DO THIS:
Of all the lines in the material, how many include the word "Morbio"? Give only the number.

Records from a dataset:

.....

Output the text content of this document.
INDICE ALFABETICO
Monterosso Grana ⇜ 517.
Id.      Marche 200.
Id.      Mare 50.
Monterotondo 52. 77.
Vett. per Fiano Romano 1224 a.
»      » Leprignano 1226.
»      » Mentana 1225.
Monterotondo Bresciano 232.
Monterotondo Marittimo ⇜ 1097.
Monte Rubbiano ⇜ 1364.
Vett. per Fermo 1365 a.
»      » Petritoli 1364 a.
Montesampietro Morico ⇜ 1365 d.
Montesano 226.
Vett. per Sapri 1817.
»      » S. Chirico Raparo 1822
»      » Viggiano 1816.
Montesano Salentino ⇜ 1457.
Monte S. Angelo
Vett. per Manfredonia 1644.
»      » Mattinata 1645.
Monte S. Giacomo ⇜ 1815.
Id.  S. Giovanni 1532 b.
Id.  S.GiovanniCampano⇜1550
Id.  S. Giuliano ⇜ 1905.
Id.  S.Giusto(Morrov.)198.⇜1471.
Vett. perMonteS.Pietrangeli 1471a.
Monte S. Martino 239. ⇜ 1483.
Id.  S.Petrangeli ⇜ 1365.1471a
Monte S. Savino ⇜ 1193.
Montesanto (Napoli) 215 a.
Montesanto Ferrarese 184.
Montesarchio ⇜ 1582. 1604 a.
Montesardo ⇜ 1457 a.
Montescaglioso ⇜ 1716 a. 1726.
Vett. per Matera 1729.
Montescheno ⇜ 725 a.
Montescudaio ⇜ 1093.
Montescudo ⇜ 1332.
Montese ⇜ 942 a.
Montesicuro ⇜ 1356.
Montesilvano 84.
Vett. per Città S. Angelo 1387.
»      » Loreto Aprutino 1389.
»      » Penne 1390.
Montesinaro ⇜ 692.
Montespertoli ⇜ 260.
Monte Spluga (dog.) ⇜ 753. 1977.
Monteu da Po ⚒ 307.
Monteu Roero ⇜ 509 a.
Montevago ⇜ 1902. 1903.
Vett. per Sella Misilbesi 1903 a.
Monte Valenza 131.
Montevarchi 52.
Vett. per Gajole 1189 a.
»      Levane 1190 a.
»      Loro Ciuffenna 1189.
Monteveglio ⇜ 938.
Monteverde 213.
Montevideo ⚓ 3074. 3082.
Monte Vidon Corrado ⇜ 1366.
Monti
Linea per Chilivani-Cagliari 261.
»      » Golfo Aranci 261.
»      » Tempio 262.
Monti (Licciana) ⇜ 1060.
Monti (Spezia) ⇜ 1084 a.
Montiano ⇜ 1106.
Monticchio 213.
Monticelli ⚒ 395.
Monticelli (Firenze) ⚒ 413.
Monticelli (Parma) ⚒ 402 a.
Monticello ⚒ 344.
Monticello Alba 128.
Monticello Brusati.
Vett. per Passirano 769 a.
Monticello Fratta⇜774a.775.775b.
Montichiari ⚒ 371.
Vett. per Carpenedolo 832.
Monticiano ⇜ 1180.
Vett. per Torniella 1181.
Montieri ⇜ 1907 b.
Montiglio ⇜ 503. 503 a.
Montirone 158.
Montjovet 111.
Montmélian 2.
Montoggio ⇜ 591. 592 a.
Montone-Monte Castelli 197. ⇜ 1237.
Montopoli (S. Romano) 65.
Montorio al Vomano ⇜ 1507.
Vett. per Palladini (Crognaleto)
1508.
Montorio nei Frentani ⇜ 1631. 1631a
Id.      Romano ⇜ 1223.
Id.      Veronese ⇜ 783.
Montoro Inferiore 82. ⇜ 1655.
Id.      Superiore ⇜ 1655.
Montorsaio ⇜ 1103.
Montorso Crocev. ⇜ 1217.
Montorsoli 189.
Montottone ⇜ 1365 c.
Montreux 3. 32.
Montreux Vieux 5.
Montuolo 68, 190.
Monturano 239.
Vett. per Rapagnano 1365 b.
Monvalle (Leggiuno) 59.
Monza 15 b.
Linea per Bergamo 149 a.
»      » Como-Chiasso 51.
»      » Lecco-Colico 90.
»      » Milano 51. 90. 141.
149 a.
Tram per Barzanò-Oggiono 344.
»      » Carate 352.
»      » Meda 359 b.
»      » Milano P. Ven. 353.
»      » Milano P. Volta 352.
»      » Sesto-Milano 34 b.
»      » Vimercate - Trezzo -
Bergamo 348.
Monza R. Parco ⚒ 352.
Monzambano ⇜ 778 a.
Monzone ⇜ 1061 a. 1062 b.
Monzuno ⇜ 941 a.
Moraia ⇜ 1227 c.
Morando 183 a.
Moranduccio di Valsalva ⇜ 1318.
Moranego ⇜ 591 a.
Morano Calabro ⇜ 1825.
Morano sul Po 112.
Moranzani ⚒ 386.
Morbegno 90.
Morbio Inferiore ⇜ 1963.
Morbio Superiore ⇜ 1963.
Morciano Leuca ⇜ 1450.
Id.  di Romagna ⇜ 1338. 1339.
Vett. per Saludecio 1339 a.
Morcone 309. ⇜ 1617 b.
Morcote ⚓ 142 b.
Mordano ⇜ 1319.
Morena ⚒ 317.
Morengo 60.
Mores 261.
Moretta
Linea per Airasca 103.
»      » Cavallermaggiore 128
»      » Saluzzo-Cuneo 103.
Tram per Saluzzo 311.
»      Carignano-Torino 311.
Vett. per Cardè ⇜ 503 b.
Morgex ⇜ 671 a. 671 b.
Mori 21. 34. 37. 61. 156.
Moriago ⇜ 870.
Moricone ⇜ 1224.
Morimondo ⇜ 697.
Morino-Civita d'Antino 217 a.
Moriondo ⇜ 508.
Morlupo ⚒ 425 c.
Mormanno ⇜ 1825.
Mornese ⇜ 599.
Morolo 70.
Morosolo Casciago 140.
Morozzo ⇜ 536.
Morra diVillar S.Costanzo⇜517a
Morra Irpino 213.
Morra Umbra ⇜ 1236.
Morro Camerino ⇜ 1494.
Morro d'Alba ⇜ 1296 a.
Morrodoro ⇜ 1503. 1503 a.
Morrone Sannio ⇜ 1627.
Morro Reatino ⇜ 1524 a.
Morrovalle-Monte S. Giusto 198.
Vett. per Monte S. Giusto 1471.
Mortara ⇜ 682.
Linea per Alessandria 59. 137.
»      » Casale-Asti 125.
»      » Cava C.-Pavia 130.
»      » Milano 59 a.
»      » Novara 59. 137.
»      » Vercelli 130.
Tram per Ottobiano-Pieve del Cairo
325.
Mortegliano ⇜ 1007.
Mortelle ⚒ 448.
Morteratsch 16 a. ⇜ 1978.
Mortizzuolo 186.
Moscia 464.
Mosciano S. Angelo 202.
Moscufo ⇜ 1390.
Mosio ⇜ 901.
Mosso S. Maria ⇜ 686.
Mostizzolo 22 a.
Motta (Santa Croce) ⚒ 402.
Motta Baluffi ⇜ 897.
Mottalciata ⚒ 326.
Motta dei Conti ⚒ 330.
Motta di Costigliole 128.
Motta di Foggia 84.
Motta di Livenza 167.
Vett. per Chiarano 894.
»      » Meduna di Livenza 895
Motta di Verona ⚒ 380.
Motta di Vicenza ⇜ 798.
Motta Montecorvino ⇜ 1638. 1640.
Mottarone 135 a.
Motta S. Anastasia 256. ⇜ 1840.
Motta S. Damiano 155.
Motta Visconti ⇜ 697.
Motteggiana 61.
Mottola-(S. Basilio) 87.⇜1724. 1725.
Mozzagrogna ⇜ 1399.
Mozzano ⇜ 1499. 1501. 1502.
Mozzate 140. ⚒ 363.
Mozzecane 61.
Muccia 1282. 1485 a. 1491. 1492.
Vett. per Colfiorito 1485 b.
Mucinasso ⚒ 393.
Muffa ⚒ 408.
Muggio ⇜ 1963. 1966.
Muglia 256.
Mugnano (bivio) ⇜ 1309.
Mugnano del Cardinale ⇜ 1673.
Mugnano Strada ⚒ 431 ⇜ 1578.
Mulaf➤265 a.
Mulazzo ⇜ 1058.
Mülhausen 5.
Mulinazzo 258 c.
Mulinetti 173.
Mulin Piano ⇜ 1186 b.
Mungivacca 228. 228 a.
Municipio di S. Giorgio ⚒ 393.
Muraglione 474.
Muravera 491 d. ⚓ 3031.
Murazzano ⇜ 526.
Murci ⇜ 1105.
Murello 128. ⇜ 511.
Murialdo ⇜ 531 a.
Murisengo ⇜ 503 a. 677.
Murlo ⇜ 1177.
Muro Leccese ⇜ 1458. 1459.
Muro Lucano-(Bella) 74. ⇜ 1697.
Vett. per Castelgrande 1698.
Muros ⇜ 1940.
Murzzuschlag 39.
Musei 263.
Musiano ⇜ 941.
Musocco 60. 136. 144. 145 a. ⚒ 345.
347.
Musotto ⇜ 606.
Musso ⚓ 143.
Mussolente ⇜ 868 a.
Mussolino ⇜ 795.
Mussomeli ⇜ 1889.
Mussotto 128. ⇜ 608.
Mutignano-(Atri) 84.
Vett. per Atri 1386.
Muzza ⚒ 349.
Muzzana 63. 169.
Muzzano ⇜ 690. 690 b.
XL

.....

THE SOLUTION:
2